具体的な勉強法に入る前に、びあけんがそもそもどんな思いで設計されたのかを、主催する一般社団法人日本ビール文化研究会の理事・事務局長である大登貴子さんに聞いた。検定の意義を知ることによって、テキストを読むのに一段と身が入るはずだ。

主催者に聞く「びあけん」とは?

一般社団法人 日本ビール文化研究会 理事・事務局長 大登貴子さん
一般社団法人 日本ビール文化研究会 理事・事務局長 大登貴子さん

――改めて、2012年に第1回びあけんを開催するまでの経緯や、検定自体の意義を教えてください。

大登もともと、1999年にサッポロビールのなかで、「ビールアドバイザー」という資格制度が始まりました。対象はサッポログループの従業員で、年に1回、受検の機会を設けていました。

グループ全体を見わたすと、ビール会社を中核企業とするグループなのに、業務のセグメント化が進むことにより、ビールのことをよく知らない従業員が出てきてしまっていました。それを解決するためにグループ内でテキストを作成し、この資格制度を始めたんです。そのときの思想として「サッポロビールのことだけを語っても、ビール全体の話はできない」ということがありました。

そうして毎年テキストを見直し、加筆をしていくうちに、現在発行されている書籍『日本ビール検定公式テキスト』に迫るほどになったんです。さらに、資格を取得した従業員の名刺には「ビールアドバイザー」という肩書きを添えるようにしたところ、受け取った取引先の方々などから「自分たちのようなサッポログループ以外の人間にも受けさせてほしい」という声が多く上がるようになりました。

そこでサッポロビールとは別組織の一般社団法人を立ち上げて、ビールの検定を実施することにしたんです。 実施の目的は、日本のビール文化を守り、継承していくことです。折しも、若者のビール離れがクローズアップされる一方、小規模ブルワリーのビールの製造量が復調して「クラフトビール」という言葉がよく使われ始め、従来と違って「ビールは特徴で選べる飲み物」という魅力が認知されてきたころでした。

そうして2012年に第1回を開催しました。 従来の日本のビール会社はマーケティングばかり重視していて、ブランドイメージばかりが広まっていました。しかしビールが本当に好きな人は、例えば原料や製造工程のことをもっと知りたいはずで、そうした情報を提供するのはビール会社の責務だと思っていたことも、開催の背景にありました。

○ ○ ○

» **課題一覧**:
a - レコードの先頭から「classify-xlabel: X Axies」を含む行まで（その行を含む）を、変更せずにそのまま返してください。
b - びあけんに関する本文を、最後の文の直後から書き継いでください。

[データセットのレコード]
○ ○ ○

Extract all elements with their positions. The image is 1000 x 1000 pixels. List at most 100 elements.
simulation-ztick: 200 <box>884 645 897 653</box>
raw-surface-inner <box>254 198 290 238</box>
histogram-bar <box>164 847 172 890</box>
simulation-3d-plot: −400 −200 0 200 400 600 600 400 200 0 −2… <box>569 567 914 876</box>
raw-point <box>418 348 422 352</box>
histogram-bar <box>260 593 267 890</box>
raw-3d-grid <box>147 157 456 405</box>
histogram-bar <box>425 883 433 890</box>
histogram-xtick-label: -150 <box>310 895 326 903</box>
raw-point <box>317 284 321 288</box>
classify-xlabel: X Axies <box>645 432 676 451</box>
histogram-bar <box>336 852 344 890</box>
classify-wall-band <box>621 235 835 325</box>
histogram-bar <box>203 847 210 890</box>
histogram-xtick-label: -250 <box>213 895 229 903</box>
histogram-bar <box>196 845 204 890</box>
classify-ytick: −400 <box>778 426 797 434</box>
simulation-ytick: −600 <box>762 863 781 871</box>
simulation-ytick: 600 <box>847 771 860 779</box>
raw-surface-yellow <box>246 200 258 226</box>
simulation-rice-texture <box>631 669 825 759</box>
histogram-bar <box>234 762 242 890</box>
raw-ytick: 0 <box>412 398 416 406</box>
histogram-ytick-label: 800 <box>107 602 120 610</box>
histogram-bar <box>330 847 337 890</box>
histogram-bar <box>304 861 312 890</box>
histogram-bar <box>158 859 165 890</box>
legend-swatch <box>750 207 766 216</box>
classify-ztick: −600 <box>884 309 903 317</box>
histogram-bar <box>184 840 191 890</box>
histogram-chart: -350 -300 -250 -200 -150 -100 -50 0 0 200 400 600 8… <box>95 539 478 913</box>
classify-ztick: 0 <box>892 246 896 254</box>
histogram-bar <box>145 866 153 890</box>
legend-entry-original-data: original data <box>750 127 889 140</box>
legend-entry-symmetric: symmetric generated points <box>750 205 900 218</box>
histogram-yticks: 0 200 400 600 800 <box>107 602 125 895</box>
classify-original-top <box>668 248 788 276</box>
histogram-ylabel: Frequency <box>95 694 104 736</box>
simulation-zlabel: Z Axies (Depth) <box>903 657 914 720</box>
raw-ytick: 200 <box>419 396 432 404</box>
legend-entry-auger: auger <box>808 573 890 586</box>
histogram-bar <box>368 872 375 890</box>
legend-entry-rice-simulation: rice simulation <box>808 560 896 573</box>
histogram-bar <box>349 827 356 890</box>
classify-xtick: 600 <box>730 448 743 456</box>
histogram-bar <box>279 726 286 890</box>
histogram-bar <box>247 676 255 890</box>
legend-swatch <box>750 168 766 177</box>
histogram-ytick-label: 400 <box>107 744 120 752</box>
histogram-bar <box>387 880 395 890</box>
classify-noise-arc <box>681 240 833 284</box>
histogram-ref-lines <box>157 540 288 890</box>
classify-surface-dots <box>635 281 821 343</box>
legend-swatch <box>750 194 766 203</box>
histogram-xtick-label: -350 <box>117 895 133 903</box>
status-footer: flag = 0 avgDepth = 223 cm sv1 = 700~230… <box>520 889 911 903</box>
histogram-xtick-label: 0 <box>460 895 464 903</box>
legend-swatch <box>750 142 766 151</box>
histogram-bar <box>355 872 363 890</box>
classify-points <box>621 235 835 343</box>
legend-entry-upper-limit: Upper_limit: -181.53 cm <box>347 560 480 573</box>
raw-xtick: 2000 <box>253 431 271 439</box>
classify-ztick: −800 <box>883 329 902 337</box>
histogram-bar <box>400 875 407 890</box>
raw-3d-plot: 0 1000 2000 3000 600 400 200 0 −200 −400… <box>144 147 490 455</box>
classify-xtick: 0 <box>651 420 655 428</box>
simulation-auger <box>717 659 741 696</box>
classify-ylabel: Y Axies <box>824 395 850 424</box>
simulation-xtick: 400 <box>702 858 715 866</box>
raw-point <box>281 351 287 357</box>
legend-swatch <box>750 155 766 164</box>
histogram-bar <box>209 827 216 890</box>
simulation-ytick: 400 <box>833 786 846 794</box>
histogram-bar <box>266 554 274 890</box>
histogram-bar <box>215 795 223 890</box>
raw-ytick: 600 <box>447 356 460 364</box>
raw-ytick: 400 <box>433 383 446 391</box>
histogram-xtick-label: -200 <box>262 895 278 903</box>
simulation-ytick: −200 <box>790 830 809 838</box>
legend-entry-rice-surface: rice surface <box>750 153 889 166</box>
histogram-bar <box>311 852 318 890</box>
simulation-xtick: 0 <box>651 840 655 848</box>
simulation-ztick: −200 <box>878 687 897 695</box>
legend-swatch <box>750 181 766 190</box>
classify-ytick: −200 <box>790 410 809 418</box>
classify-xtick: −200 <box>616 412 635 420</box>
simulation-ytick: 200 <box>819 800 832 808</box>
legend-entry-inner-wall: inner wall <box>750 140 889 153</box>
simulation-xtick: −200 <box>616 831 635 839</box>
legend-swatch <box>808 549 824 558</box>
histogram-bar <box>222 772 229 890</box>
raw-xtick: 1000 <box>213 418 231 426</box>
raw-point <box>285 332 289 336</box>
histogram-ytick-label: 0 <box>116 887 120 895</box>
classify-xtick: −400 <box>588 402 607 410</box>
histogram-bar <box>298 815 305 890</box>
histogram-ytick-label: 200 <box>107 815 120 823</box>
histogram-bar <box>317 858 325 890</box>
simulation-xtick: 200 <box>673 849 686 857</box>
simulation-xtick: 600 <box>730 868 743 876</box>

○ ○ ○

» **解答一覧**:
a -
Extract all elements with their positions. The image is 1000 x 1000 pixels. List at most 100 elements.
simulation-ztick: 200 <box>884 645 897 653</box>
raw-surface-inner <box>254 198 290 238</box>
histogram-bar <box>164 847 172 890</box>
simulation-3d-plot: −400 −200 0 200 400 600 600 400 200 0 −2… <box>569 567 914 876</box>
raw-point <box>418 348 422 352</box>
histogram-bar <box>260 593 267 890</box>
raw-3d-grid <box>147 157 456 405</box>
histogram-bar <box>425 883 433 890</box>
histogram-xtick-label: -150 <box>310 895 326 903</box>
raw-point <box>317 284 321 288</box>
classify-xlabel: X Axies <box>645 432 676 451</box>

b -
アップデートしつづける「びあけん」テキスト

――ひとりの読者として見ても、『日本ビール検定公式テキスト』は非常に公正に書かれていると思います。特に2018年4月にも改訂版が出たのは、税制上のビールの定義が変わったタイミングでしたから、意義深いと感じました。

大登検定を始めるに当たって、出版社と一緒に編集してテキストをつくって、市販することになりました。正確かつ根拠を明らかにすることが求められたので、必要に応じてさまざまなところに取材に行きました。これまで2年に1度、改訂版を出し続けていて、2018年もその周期の一環でした。

――テキストや検定問題を見ると、「アルコールと健康」「適正飲酒」まで網羅されていて、例えば大手メーカー5社による「ビール酒造組合」の活動の目的にもかなうように見えます。協力にサッポロビール以外のメーカーが入る可能性はありませんか。  

大登「アルコールと健康」は2012年から、つまり「びあけん」になってから章立てをして入れました。「飲みすぎは良くない」ということを伝えないと、社会への貢献にはなりません。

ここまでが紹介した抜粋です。